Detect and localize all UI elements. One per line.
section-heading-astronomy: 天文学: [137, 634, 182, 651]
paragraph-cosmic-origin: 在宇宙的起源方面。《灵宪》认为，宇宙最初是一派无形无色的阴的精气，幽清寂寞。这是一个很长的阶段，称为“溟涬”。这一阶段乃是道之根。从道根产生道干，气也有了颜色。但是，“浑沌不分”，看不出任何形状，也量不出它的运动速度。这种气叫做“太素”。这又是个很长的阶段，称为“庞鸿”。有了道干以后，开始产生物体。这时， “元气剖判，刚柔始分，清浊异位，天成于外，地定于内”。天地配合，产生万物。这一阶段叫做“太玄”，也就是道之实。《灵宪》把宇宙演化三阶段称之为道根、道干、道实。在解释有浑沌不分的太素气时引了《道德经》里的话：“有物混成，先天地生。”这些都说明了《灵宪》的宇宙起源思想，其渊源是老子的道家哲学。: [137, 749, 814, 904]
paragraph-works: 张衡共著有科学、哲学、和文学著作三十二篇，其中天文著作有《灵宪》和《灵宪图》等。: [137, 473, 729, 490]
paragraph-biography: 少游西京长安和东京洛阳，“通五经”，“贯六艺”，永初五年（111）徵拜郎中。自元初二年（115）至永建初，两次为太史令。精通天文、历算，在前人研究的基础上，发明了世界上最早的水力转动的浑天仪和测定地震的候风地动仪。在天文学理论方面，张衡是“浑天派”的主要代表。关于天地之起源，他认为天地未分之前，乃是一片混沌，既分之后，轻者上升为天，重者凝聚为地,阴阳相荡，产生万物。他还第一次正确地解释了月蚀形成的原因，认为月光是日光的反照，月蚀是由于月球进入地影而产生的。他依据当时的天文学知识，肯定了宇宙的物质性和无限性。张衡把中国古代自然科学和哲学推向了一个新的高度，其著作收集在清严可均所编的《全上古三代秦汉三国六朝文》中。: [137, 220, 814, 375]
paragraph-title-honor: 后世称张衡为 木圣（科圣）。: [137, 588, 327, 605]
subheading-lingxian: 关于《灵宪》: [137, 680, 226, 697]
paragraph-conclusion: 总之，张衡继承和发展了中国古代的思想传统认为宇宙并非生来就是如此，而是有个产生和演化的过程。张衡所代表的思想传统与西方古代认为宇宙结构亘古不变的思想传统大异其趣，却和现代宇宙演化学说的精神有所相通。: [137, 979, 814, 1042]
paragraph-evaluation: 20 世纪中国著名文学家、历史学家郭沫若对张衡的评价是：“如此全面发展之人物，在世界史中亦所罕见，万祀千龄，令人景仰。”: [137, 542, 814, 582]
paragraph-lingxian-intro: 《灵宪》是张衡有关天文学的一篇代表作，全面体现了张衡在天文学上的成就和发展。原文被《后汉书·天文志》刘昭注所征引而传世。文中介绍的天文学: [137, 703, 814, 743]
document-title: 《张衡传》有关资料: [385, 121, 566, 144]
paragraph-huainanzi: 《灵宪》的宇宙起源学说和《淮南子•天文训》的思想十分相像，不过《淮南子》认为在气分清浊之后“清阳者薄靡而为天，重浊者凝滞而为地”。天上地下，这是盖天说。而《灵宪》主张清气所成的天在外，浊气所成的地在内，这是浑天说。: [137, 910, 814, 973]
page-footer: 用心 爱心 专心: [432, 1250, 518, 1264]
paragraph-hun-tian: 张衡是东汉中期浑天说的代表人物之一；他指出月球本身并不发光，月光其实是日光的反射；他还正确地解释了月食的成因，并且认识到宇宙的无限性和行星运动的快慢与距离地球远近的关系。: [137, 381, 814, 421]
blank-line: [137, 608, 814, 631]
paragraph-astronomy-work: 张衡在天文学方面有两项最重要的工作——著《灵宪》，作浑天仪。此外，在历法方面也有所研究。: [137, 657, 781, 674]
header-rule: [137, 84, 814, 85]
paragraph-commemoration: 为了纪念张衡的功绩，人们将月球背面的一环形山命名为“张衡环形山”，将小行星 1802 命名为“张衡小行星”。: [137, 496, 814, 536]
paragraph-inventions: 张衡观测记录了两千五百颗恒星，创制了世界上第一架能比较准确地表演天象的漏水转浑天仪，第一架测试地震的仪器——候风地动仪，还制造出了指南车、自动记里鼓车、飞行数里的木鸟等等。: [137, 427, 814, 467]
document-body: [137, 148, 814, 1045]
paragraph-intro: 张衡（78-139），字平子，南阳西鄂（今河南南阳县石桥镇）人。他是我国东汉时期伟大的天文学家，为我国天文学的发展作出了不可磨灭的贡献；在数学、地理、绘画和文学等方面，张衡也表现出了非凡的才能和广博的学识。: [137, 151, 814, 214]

——————

**Stated exercise:** Give the number of lines above that contain the string "lingxian". Reply with the number only.

**Task result:** 2